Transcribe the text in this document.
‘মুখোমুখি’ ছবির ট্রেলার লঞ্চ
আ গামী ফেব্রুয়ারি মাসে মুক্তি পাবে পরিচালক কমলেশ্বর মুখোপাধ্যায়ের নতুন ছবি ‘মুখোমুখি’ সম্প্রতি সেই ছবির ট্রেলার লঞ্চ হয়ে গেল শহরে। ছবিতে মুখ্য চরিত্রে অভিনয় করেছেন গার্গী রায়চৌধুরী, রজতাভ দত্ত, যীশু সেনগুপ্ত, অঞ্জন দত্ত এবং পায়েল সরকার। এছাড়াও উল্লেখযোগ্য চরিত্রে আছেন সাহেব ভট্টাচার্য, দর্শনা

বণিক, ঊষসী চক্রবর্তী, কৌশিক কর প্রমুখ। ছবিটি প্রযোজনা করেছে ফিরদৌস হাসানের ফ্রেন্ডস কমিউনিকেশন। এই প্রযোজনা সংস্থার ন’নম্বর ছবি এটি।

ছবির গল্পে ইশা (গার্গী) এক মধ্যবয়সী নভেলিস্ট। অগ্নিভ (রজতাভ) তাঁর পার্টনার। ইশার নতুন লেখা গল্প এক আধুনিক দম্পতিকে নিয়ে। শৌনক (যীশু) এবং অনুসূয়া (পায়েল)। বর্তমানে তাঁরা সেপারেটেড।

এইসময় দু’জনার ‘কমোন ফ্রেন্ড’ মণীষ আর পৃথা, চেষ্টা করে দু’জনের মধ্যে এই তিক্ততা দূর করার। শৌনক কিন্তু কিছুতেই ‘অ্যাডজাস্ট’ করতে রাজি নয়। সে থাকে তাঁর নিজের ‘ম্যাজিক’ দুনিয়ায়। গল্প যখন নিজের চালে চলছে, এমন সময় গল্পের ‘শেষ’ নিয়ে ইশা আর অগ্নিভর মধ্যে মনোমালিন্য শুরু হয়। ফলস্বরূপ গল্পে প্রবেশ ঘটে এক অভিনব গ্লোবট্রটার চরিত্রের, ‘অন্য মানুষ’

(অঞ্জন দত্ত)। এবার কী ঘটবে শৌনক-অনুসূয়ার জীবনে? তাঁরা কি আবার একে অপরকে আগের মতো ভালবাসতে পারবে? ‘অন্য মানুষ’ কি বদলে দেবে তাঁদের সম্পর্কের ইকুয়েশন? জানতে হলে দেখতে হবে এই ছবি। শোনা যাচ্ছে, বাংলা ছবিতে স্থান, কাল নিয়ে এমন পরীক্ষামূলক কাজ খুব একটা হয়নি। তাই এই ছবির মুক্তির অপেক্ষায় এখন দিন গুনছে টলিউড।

§ §

_WHAT YOU HAVE TO DO_
Your task is to output the full set of records exactly as presented.

_TASK OUTPUT_
Transcribe the text in this document.
‘মুখোমুখি’ ছবির ট্রেলার লঞ্চ
আ গামী ফেব্রুয়ারি মাসে মুক্তি পাবে পরিচালক কমলেশ্বর মুখোপাধ্যায়ের নতুন ছবি ‘মুখোমুখি’ সম্প্রতি সেই ছবির ট্রেলার লঞ্চ হয়ে গেল শহরে। ছবিতে মুখ্য চরিত্রে অভিনয় করেছেন গার্গী রায়চৌধুরী, রজতাভ দত্ত, যীশু সেনগুপ্ত, অঞ্জন দত্ত এবং পায়েল সরকার। এছাড়াও উল্লেখযোগ্য চরিত্রে আছেন সাহেব ভট্টাচার্য, দর্শনা

বণিক, ঊষসী চক্রবর্তী, কৌশিক কর প্রমুখ। ছবিটি প্রযোজনা করেছে ফিরদৌস হাসানের ফ্রেন্ডস কমিউনিকেশন। এই প্রযোজনা সংস্থার ন’নম্বর ছবি এটি।

ছবির গল্পে ইশা (গার্গী) এক মধ্যবয়সী নভেলিস্ট। অগ্নিভ (রজতাভ) তাঁর পার্টনার। ইশার নতুন লেখা গল্প এক আধুনিক দম্পতিকে নিয়ে। শৌনক (যীশু) এবং অনুসূয়া (পায়েল)। বর্তমানে তাঁরা সেপারেটেড।

এইসময় দু’জনার ‘কমোন ফ্রেন্ড’ মণীষ আর পৃথা, চেষ্টা করে দু’জনের মধ্যে এই তিক্ততা দূর করার। শৌনক কিন্তু কিছুতেই ‘অ্যাডজাস্ট’ করতে রাজি নয়। সে থাকে তাঁর নিজের ‘ম্যাজিক’ দুনিয়ায়। গল্প যখন নিজের চালে চলছে, এমন সময় গল্পের ‘শেষ’ নিয়ে ইশা আর অগ্নিভর মধ্যে মনোমালিন্য শুরু হয়। ফলস্বরূপ গল্পে প্রবেশ ঘটে এক অভিনব গ্লোবট্রটার চরিত্রের, ‘অন্য মানুষ’

(অঞ্জন দত্ত)। এবার কী ঘটবে শৌনক-অনুসূয়ার জীবনে? তাঁরা কি আবার একে অপরকে আগের মতো ভালবাসতে পারবে? ‘অন্য মানুষ’ কি বদলে দেবে তাঁদের সম্পর্কের ইকুয়েশন? জানতে হলে দেখতে হবে এই ছবি। শোনা যাচ্ছে, বাংলা ছবিতে স্থান, কাল নিয়ে এমন পরীক্ষামূলক কাজ খুব একটা হয়নি। তাই এই ছবির মুক্তির অপেক্ষায় এখন দিন গুনছে টলিউড।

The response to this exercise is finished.